** begin Input records **
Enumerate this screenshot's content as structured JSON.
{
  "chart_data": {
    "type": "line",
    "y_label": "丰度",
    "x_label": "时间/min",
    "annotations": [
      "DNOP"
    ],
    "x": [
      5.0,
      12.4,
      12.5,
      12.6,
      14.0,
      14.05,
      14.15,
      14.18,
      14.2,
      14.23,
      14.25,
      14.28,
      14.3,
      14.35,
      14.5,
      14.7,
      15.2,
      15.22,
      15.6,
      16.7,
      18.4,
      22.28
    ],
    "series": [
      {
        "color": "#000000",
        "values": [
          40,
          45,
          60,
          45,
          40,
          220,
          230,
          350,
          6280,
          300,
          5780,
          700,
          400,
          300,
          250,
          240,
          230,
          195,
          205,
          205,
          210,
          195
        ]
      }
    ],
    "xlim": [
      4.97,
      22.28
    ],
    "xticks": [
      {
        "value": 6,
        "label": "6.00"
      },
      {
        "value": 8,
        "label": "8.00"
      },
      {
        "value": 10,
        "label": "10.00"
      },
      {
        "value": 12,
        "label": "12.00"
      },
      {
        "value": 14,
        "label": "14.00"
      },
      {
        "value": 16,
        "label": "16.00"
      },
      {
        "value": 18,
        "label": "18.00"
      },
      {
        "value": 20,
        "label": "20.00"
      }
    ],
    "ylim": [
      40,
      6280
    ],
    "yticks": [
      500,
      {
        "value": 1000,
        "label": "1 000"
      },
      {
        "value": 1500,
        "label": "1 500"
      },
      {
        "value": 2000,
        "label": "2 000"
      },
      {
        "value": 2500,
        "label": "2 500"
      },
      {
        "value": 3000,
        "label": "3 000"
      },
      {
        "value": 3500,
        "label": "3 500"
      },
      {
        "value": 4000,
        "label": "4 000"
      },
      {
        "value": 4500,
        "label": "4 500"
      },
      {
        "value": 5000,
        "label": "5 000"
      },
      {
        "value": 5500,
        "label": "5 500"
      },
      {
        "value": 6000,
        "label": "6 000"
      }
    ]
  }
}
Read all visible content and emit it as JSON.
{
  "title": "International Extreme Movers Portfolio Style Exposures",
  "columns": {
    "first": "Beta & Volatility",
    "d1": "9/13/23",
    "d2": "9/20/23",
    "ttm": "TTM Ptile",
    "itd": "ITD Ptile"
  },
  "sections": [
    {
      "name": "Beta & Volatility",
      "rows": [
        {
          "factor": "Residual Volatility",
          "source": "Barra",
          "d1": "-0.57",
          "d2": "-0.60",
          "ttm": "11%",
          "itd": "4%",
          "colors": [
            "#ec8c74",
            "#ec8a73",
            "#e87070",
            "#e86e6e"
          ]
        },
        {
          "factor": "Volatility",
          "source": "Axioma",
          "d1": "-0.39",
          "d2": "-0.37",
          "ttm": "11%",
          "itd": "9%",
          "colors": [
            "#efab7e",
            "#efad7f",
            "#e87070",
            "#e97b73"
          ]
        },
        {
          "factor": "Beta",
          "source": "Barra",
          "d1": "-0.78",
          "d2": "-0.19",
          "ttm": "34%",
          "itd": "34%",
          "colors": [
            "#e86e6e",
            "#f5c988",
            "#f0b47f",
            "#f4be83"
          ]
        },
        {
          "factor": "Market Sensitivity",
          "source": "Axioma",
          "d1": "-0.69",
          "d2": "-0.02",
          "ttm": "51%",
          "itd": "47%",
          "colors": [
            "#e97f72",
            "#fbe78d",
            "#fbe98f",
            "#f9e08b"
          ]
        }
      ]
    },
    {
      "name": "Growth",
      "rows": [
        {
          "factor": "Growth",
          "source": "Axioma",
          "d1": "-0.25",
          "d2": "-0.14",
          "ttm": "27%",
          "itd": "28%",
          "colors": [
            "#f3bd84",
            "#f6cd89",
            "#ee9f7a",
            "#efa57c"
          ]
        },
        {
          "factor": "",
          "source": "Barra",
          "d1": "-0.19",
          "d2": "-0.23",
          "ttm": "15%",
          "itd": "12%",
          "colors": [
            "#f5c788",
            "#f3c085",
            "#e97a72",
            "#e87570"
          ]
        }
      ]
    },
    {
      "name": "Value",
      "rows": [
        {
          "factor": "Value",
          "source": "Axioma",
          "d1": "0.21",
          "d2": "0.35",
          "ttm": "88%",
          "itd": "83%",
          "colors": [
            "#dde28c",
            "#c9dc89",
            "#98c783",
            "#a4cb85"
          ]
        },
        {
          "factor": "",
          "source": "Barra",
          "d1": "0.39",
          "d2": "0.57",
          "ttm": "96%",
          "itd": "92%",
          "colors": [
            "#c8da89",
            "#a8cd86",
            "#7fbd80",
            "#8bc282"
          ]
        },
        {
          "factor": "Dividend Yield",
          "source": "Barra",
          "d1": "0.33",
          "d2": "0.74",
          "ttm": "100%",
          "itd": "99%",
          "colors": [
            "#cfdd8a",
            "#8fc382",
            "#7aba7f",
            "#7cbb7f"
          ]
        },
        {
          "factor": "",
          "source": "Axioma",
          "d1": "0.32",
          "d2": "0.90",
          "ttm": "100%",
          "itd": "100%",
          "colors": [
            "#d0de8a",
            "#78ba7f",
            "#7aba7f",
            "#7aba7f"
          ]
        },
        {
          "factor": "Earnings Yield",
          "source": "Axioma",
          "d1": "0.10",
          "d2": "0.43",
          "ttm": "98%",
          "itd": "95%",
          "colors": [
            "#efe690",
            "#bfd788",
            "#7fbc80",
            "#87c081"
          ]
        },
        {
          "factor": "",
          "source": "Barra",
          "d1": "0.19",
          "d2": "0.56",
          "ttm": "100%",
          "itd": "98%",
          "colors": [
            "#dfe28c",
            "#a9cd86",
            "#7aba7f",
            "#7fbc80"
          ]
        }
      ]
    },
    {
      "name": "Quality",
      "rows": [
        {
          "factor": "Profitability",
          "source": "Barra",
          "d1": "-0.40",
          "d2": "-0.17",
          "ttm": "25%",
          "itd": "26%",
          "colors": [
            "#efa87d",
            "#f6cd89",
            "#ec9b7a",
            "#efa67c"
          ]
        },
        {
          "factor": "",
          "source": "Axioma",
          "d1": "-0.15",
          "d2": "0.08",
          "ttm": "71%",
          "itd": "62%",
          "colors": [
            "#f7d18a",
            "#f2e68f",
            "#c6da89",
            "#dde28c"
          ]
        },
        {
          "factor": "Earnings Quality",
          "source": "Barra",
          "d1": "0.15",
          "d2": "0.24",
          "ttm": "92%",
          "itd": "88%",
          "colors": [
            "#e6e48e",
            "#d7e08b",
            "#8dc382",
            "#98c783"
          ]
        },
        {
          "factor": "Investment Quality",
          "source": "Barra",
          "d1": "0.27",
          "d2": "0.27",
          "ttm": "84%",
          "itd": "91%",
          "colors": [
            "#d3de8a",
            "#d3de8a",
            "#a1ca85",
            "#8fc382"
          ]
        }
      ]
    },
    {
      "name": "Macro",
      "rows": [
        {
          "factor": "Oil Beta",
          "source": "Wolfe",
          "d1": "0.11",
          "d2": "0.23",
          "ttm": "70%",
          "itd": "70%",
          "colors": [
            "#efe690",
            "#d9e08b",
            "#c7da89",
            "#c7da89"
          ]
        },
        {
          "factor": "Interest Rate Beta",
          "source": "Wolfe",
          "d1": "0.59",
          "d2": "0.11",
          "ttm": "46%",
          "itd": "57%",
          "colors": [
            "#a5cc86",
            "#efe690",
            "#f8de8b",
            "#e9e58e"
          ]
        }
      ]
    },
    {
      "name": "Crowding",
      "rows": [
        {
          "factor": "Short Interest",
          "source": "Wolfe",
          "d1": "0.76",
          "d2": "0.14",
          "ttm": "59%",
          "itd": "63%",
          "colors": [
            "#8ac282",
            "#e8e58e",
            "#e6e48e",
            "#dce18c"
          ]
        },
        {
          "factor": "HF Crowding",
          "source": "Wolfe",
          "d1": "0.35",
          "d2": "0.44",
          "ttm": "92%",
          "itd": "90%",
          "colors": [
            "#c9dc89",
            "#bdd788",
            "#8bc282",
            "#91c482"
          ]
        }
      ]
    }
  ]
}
** end Input records **
Given instruction
All lines in the data that contain the word "Yield" should be copied.

Task solution
          "factor": "Dividend Yield",
          "factor": "Earnings Yield",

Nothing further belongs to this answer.